Your task is to print all of the data word for word.
+ + + + + + +
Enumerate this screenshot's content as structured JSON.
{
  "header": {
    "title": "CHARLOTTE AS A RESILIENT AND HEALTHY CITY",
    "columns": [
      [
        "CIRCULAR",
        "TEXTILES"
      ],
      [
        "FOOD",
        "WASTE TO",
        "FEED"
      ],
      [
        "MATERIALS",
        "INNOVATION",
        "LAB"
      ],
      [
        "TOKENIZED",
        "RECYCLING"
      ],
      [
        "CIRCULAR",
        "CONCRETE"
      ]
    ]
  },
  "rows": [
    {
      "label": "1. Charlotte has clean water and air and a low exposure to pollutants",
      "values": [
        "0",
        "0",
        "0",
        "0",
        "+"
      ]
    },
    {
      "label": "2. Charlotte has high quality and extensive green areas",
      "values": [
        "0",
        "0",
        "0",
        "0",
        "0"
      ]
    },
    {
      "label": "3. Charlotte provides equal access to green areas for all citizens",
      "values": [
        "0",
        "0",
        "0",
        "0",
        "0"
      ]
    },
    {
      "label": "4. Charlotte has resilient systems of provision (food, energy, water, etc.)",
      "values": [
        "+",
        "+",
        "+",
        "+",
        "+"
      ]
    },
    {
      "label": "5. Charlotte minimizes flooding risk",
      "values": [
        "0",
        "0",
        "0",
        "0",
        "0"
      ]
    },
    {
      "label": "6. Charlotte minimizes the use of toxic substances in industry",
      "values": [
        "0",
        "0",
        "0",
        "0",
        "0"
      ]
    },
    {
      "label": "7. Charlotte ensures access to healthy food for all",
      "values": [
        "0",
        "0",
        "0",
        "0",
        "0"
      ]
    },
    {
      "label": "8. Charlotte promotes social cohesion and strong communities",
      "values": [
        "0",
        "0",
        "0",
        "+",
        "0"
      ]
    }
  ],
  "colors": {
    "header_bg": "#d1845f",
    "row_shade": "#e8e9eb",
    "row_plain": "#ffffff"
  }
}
+ + + + + + +
> _Reply to the task_
Enumerate this screenshot's content as structured JSON.
{
  "header": {
    "title": "CHARLOTTE AS A RESILIENT AND HEALTHY CITY",
    "columns": [
      [
        "CIRCULAR",
        "TEXTILES"
      ],
      [
        "FOOD",
        "WASTE TO",
        "FEED"
      ],
      [
        "MATERIALS",
        "INNOVATION",
        "LAB"
      ],
      [
        "TOKENIZED",
        "RECYCLING"
      ],
      [
        "CIRCULAR",
        "CONCRETE"
      ]
    ]
  },
  "rows": [
    {
      "label": "1. Charlotte has clean water and air and a low exposure to pollutants",
      "values": [
        "0",
        "0",
        "0",
        "0",
        "+"
      ]
    },
    {
      "label": "2. Charlotte has high quality and extensive green areas",
      "values": [
        "0",
        "0",
        "0",
        "0",
        "0"
      ]
    },
    {
      "label": "3. Charlotte provides equal access to green areas for all citizens",
      "values": [
        "0",
        "0",
        "0",
        "0",
        "0"
      ]
    },
    {
      "label": "4. Charlotte has resilient systems of provision (food, energy, water, etc.)",
      "values": [
        "+",
        "+",
        "+",
        "+",
        "+"
      ]
    },
    {
      "label": "5. Charlotte minimizes flooding risk",
      "values": [
        "0",
        "0",
        "0",
        "0",
        "0"
      ]
    },
    {
      "label": "6. Charlotte minimizes the use of toxic substances in industry",
      "values": [
        "0",
        "0",
        "0",
        "0",
        "0"
      ]
    },
    {
      "label": "7. Charlotte ensures access to healthy food for all",
      "values": [
        "0",
        "0",
        "0",
        "0",
        "0"
      ]
    },
    {
      "label": "8. Charlotte promotes social cohesion and strong communities",
      "values": [
        "0",
        "0",
        "0",
        "+",
        "0"
      ]
    }
  ],
  "colors": {
    "header_bg": "#d1845f",
    "row_shade": "#e8e9eb",
    "row_plain": "#ffffff"
  }
}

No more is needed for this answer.